§ Work required: Pull out every line of the listing below where "تقدم" appears.

§ Exercise input:
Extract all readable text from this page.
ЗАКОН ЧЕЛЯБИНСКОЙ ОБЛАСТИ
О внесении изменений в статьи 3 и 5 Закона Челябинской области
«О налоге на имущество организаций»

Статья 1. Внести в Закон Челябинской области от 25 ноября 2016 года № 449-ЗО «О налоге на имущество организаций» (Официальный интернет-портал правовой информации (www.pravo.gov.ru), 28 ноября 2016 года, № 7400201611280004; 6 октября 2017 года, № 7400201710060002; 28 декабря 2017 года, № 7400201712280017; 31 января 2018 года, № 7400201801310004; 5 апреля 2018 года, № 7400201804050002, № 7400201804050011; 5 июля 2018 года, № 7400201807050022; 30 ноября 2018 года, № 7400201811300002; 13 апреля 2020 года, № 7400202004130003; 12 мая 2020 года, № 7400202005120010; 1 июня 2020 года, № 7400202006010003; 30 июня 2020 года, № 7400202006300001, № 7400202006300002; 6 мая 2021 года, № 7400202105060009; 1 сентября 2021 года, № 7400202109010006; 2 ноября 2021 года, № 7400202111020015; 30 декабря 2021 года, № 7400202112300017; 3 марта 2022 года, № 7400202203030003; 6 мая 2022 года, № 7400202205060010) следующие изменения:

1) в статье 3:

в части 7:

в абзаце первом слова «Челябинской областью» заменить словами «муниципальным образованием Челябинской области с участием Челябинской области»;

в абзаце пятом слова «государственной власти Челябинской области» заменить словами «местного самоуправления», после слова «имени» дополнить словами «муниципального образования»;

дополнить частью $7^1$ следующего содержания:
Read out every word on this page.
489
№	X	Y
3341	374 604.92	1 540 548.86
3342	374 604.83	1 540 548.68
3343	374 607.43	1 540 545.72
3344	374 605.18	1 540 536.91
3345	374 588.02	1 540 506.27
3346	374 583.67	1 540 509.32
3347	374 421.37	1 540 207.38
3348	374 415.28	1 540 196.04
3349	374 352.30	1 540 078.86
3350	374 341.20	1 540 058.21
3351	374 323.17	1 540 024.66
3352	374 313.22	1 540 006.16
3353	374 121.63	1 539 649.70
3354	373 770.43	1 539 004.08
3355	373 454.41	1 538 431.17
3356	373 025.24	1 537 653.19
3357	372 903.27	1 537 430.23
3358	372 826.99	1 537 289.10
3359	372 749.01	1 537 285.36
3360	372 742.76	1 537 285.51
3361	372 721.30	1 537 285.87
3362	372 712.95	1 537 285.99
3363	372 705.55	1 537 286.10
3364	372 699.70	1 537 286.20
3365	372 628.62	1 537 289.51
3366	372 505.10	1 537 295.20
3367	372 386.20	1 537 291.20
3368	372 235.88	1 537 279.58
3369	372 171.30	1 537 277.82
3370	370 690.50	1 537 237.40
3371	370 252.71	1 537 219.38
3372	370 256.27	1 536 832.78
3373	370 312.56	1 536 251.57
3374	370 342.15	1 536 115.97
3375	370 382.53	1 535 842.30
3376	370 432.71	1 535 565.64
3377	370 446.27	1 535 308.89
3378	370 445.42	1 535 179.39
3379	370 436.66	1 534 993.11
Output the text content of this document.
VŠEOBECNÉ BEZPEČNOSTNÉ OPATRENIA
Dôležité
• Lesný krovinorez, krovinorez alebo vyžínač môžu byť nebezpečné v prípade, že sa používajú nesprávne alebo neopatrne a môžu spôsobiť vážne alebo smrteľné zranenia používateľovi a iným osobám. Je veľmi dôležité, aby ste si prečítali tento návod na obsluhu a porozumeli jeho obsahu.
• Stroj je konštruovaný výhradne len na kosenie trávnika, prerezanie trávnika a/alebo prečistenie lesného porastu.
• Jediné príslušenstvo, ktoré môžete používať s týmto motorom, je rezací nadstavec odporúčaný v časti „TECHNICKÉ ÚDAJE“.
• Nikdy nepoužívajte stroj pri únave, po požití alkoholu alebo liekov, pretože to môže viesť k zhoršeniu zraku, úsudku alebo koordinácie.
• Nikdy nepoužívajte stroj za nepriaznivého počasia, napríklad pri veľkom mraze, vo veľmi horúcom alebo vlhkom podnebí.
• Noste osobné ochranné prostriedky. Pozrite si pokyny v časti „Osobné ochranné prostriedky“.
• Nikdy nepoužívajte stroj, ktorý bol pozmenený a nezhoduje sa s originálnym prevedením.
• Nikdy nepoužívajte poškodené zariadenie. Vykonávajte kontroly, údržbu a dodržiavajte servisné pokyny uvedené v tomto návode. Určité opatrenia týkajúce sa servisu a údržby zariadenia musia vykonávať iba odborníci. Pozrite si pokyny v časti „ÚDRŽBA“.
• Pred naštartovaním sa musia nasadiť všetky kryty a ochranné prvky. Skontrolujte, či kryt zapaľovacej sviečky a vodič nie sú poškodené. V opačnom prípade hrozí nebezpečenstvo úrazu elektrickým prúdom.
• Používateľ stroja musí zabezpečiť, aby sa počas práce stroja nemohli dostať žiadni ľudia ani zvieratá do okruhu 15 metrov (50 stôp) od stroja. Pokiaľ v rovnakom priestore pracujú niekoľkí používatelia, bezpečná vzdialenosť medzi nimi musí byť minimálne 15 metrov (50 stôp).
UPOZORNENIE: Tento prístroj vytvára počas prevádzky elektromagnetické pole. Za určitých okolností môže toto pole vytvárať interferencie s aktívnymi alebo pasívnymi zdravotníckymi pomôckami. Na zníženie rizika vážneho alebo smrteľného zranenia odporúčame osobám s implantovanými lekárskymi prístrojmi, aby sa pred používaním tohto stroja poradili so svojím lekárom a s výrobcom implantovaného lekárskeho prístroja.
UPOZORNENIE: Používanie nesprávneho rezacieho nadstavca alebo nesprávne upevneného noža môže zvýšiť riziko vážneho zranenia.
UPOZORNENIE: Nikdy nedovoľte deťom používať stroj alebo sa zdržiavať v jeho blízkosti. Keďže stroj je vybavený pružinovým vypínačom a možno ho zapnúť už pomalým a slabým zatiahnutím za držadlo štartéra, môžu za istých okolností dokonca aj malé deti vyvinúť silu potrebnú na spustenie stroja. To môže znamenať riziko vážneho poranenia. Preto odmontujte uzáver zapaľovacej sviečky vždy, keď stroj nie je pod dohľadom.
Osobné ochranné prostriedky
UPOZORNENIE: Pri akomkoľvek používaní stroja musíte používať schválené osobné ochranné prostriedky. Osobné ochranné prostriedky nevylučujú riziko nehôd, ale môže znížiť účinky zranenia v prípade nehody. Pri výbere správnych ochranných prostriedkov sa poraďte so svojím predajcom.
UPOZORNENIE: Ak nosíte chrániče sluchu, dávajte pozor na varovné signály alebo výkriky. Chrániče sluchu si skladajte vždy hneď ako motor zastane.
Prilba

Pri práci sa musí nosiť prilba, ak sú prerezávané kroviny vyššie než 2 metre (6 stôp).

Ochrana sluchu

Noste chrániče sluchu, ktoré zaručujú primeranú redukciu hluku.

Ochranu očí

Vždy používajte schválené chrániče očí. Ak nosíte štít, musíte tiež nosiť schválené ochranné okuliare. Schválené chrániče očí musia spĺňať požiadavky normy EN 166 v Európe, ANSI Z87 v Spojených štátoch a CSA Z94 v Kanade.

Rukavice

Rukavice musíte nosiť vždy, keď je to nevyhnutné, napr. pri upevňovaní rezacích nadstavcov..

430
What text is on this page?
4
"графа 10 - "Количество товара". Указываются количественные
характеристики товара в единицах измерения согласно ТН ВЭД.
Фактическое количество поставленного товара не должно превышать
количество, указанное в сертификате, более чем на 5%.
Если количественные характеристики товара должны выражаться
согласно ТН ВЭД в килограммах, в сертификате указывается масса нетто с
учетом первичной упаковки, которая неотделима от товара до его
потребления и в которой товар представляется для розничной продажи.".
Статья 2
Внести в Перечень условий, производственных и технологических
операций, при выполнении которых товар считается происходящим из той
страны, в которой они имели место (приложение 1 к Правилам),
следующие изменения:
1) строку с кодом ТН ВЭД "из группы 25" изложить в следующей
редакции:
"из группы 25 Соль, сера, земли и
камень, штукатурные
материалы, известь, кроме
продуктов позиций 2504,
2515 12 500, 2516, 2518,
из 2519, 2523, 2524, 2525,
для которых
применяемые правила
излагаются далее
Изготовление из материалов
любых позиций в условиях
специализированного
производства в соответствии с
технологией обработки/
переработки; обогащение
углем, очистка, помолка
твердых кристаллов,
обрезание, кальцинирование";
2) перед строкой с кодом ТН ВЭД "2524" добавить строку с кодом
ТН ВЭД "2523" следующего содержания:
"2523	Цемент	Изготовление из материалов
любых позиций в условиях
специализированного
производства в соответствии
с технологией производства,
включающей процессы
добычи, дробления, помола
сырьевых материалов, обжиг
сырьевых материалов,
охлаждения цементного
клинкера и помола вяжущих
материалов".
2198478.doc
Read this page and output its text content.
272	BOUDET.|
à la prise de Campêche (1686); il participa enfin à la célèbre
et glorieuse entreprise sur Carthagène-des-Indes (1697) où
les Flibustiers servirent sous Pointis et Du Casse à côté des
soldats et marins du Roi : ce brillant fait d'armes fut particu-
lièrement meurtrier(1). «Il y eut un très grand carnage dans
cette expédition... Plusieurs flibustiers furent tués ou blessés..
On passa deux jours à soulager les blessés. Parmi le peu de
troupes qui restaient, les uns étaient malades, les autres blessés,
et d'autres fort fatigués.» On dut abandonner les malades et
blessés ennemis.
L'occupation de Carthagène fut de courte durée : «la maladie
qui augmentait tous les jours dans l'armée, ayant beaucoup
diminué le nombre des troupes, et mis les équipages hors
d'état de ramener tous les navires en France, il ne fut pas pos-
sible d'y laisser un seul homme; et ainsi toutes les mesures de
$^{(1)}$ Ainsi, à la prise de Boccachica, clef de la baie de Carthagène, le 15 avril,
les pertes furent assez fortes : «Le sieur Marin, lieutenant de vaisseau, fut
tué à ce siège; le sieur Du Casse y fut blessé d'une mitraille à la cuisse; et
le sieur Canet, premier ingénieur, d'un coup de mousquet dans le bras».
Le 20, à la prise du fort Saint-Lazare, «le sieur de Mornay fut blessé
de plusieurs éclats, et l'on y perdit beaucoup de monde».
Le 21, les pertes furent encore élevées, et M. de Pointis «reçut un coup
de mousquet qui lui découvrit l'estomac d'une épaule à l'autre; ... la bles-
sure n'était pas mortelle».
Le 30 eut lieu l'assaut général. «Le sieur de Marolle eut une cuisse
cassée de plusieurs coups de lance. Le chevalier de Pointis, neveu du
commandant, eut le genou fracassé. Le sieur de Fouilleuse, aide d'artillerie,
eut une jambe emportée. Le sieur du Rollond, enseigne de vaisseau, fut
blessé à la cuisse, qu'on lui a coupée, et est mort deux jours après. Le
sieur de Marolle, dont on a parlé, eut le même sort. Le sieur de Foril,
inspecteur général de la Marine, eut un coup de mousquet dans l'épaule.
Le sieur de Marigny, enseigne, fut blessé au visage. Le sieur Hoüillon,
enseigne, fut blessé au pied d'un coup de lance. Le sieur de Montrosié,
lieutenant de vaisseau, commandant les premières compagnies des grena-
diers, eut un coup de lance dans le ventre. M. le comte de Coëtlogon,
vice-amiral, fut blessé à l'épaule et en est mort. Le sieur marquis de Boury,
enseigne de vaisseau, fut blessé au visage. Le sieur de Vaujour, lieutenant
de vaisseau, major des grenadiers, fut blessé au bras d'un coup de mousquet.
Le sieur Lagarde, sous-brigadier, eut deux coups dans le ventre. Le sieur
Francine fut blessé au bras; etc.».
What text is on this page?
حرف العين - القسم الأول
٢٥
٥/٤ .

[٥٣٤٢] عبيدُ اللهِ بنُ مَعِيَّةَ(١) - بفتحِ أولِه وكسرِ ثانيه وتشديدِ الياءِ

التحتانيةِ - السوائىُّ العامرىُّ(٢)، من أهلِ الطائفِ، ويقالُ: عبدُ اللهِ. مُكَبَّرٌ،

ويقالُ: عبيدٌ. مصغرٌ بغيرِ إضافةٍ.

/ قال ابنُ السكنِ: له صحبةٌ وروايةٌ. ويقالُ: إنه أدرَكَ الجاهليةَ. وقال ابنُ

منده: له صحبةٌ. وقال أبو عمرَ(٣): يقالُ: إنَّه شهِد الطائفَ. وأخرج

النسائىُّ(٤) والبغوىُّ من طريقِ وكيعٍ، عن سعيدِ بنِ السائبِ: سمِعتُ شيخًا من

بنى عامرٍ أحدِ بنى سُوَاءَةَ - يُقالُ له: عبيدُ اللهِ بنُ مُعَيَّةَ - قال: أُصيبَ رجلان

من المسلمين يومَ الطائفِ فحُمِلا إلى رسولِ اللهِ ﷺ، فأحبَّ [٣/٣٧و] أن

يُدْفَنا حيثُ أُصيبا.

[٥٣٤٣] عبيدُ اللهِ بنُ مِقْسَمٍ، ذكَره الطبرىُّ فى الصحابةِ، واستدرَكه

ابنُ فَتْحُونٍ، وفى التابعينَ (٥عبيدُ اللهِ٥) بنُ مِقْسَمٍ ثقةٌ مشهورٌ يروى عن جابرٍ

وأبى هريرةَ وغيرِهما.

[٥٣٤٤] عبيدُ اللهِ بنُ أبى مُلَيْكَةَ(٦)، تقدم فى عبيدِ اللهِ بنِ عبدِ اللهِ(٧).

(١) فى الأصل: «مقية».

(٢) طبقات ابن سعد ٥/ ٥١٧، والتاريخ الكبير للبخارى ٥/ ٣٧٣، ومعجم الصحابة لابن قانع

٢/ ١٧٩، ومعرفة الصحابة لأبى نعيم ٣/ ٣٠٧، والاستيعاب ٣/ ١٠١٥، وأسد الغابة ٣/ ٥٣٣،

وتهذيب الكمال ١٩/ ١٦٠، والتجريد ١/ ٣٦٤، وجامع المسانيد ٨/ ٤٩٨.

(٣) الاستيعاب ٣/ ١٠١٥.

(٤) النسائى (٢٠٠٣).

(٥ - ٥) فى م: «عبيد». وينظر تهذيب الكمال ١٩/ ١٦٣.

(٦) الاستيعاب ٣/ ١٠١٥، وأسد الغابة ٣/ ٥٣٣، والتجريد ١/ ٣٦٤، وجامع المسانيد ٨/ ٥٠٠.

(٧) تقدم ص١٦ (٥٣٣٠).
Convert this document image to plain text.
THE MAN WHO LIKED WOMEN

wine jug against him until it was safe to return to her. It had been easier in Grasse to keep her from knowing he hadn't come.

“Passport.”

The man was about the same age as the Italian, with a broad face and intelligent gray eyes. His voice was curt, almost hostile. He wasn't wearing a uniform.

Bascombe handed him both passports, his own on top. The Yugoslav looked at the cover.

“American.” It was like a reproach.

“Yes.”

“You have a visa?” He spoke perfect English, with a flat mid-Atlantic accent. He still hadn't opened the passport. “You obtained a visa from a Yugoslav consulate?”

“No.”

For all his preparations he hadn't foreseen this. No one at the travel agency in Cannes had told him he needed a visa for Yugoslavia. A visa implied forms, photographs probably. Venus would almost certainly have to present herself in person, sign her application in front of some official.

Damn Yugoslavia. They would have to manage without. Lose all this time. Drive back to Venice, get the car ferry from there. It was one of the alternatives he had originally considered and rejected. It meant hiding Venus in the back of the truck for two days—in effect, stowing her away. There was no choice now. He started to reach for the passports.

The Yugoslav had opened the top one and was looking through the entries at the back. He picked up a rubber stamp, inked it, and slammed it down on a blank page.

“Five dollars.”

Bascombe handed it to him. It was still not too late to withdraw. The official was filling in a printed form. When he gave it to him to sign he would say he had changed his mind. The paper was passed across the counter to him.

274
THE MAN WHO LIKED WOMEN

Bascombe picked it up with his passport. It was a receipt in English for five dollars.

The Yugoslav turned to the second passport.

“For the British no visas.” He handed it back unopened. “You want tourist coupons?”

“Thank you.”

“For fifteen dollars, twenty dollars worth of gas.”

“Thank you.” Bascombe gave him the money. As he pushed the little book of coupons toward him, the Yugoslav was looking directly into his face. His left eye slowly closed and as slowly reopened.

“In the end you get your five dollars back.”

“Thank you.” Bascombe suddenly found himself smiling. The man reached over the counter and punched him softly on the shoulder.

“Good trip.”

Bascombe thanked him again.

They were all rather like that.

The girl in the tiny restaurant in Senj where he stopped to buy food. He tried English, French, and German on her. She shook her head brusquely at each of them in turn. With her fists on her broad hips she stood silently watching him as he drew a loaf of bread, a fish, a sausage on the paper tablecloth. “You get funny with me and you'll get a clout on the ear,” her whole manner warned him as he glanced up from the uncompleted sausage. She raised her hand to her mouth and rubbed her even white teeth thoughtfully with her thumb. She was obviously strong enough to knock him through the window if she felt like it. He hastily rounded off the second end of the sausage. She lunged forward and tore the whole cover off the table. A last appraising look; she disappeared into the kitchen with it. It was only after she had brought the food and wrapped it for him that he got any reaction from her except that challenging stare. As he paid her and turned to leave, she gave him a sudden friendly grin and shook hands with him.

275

§ Exercise response:
[٥٣٤٤] عبيدُ اللهِ بنُ أبى مُلَيْكَةَ(٦)، تقدم فى عبيدِ اللهِ بنِ عبدِ اللهِ(٧).
(٧) تقدم ص١٦ (٥٣٣٠).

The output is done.